--- Raw data ---

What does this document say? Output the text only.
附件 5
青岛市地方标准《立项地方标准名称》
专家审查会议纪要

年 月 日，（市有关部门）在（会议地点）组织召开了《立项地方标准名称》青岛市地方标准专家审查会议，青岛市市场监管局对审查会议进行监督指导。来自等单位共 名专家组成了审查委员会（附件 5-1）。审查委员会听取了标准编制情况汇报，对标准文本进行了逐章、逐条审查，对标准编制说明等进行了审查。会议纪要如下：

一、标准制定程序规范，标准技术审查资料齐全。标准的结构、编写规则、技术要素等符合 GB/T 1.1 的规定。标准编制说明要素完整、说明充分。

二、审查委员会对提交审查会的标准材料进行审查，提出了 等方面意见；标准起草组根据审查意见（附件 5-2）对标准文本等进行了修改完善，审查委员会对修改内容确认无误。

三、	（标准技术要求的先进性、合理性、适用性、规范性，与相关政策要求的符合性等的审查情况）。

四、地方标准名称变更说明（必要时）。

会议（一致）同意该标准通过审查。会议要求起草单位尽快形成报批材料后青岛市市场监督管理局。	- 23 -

---

▶ [Exercise directions]: Return every entry verbatim.

▶ [Answer to this exercise]:
What does this document say? Output the text only.
附件 5
青岛市地方标准《立项地方标准名称》
专家审查会议纪要

年 月 日，（市有关部门）在（会议地点）组织召开了《立项地方标准名称》青岛市地方标准专家审查会议，青岛市市场监管局对审查会议进行监督指导。来自等单位共 名专家组成了审查委员会（附件 5-1）。审查委员会听取了标准编制情况汇报，对标准文本进行了逐章、逐条审查，对标准编制说明等进行了审查。会议纪要如下：

一、标准制定程序规范，标准技术审查资料齐全。标准的结构、编写规则、技术要素等符合 GB/T 1.1 的规定。标准编制说明要素完整、说明充分。

二、审查委员会对提交审查会的标准材料进行审查，提出了 等方面意见；标准起草组根据审查意见（附件 5-2）对标准文本等进行了修改完善，审查委员会对修改内容确认无误。

三、	（标准技术要求的先进性、合理性、适用性、规范性，与相关政策要求的符合性等的审查情况）。

四、地方标准名称变更说明（必要时）。

会议（一致）同意该标准通过审查。会议要求起草单位尽快形成报批材料后青岛市市场监督管理局。	- 23 -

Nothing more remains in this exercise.